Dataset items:

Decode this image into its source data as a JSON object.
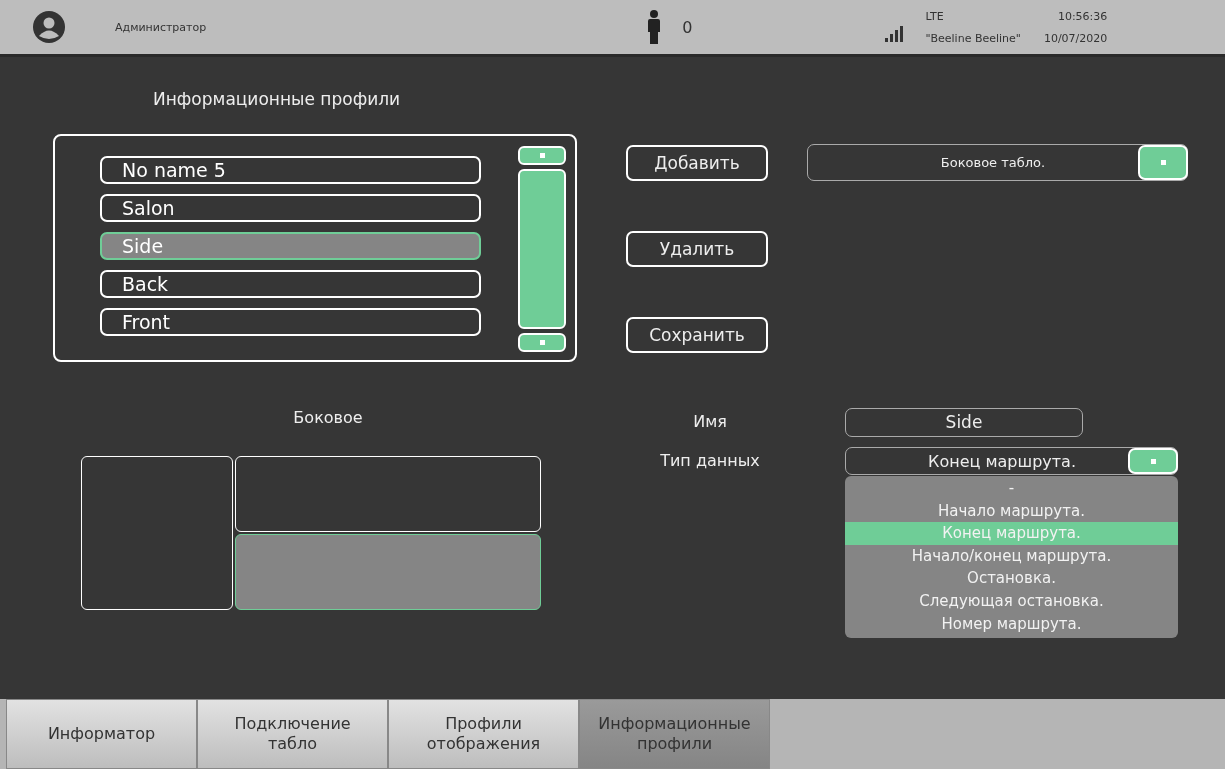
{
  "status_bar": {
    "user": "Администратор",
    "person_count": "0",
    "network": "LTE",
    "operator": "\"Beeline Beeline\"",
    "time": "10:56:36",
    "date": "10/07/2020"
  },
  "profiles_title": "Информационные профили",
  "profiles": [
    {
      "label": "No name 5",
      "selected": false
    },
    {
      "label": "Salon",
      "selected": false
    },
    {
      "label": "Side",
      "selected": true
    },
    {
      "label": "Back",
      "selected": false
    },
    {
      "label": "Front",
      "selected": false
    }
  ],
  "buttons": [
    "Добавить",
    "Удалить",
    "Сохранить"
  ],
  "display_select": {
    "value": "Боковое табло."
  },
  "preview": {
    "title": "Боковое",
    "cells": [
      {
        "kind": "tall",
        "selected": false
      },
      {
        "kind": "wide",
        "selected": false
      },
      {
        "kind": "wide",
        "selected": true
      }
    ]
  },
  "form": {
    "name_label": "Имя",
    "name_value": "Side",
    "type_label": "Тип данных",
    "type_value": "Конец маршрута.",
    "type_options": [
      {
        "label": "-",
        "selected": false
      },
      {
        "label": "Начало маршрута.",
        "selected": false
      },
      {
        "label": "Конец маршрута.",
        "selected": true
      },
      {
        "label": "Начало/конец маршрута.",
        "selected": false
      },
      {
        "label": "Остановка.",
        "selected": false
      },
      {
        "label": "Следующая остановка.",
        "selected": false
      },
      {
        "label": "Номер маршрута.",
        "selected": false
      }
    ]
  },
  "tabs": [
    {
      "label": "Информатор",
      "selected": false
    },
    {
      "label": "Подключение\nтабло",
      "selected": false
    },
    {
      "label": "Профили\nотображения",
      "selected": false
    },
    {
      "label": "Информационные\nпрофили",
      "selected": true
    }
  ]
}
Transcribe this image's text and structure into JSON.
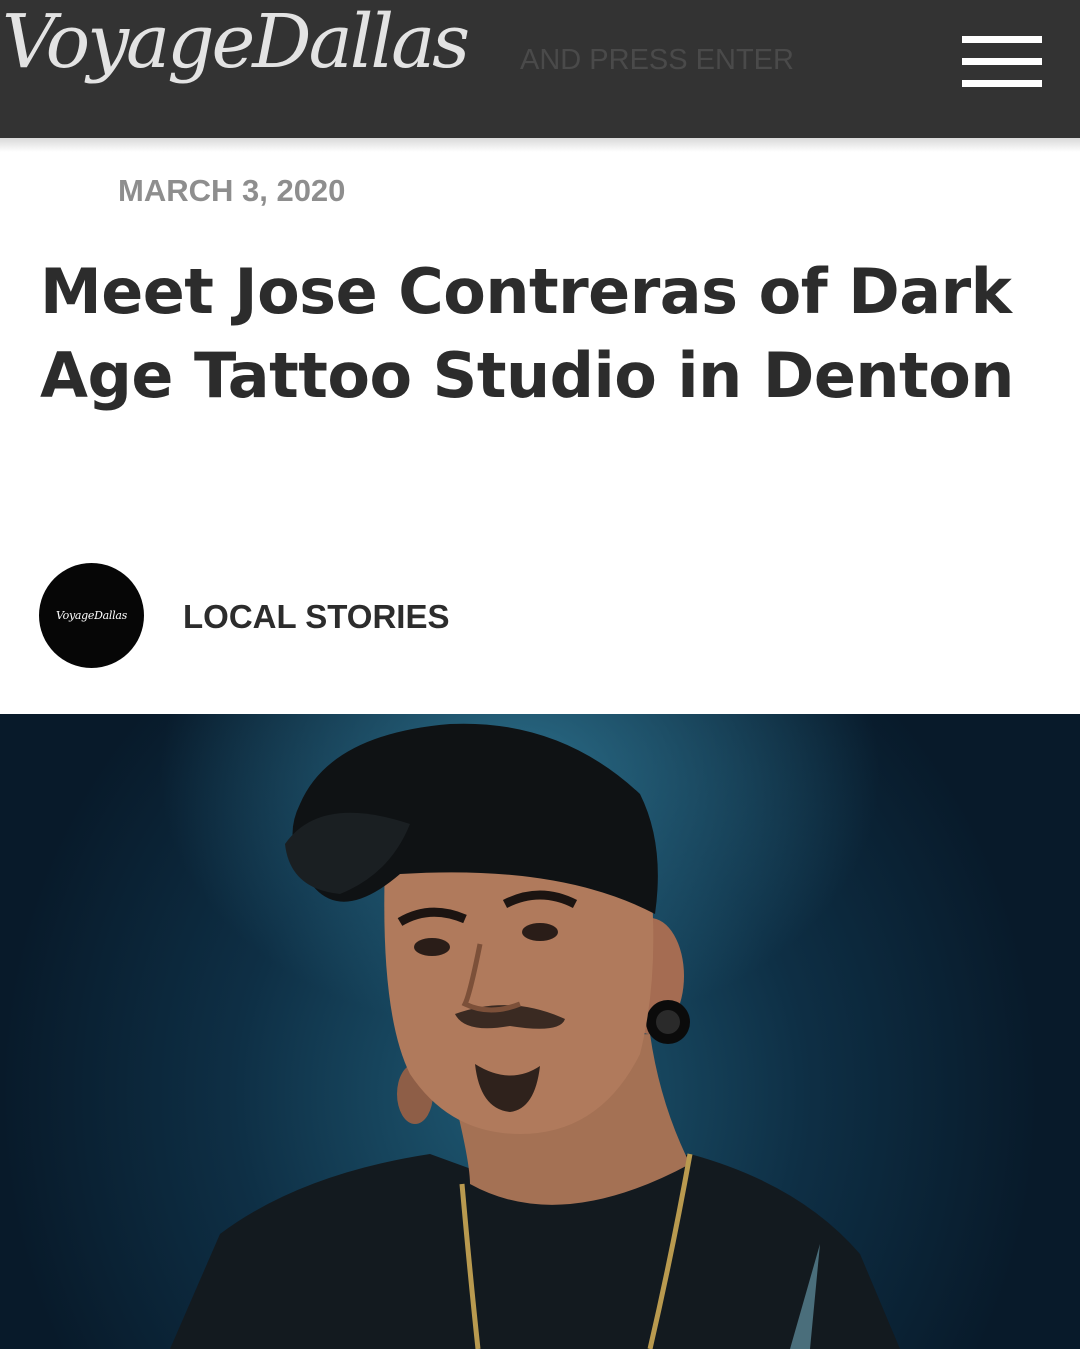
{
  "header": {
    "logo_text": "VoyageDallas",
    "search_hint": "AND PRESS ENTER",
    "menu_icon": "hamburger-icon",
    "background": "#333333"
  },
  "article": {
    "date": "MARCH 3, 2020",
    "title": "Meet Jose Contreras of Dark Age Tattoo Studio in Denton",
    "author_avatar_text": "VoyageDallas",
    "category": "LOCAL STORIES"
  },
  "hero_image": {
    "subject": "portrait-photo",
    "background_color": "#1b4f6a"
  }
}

- _TASK_
Retype the entries word for word. Omit any images.

- _OUTPUT OF THE TASK_
Decode this image into its source data as a JSON object.
{
  "status_bar": {
    "user": "Администратор",
    "person_count": "0",
    "network": "LTE",
    "operator": "\"Beeline Beeline\"",
    "time": "10:56:36",
    "date": "10/07/2020"
  },
  "profiles_title": "Информационные профили",
  "profiles": [
    {
      "label": "No name 5",
      "selected": false
    },
    {
      "label": "Salon",
      "selected": false
    },
    {
      "label": "Side",
      "selected": true
    },
    {
      "label": "Back",
      "selected": false
    },
    {
      "label": "Front",
      "selected": false
    }
  ],
  "buttons": [
    "Добавить",
    "Удалить",
    "Сохранить"
  ],
  "display_select": {
    "value": "Боковое табло."
  },
  "preview": {
    "title": "Боковое",
    "cells": [
      {
        "kind": "tall",
        "selected": false
      },
      {
        "kind": "wide",
        "selected": false
      },
      {
        "kind": "wide",
        "selected": true
      }
    ]
  },
  "form": {
    "name_label": "Имя",
    "name_value": "Side",
    "type_label": "Тип данных",
    "type_value": "Конец маршрута.",
    "type_options": [
      {
        "label": "-",
        "selected": false
      },
      {
        "label": "Начало маршрута.",
        "selected": false
      },
      {
        "label": "Конец маршрута.",
        "selected": true
      },
      {
        "label": "Начало/конец маршрута.",
        "selected": false
      },
      {
        "label": "Остановка.",
        "selected": false
      },
      {
        "label": "Следующая остановка.",
        "selected": false
      },
      {
        "label": "Номер маршрута.",
        "selected": false
      }
    ]
  },
  "tabs": [
    {
      "label": "Информатор",
      "selected": false
    },
    {
      "label": "Подключение\nтабло",
      "selected": false
    },
    {
      "label": "Профили\nотображения",
      "selected": false
    },
    {
      "label": "Информационные\nпрофили",
      "selected": true
    }
  ]
}
Transcribe this image's text and structure into JSON.
{
  "header": {
    "logo_text": "VoyageDallas",
    "search_hint": "AND PRESS ENTER",
    "menu_icon": "hamburger-icon",
    "background": "#333333"
  },
  "article": {
    "date": "MARCH 3, 2020",
    "title": "Meet Jose Contreras of Dark Age Tattoo Studio in Denton",
    "author_avatar_text": "VoyageDallas",
    "category": "LOCAL STORIES"
  },
  "hero_image": {
    "subject": "portrait-photo",
    "background_color": "#1b4f6a"
  }
}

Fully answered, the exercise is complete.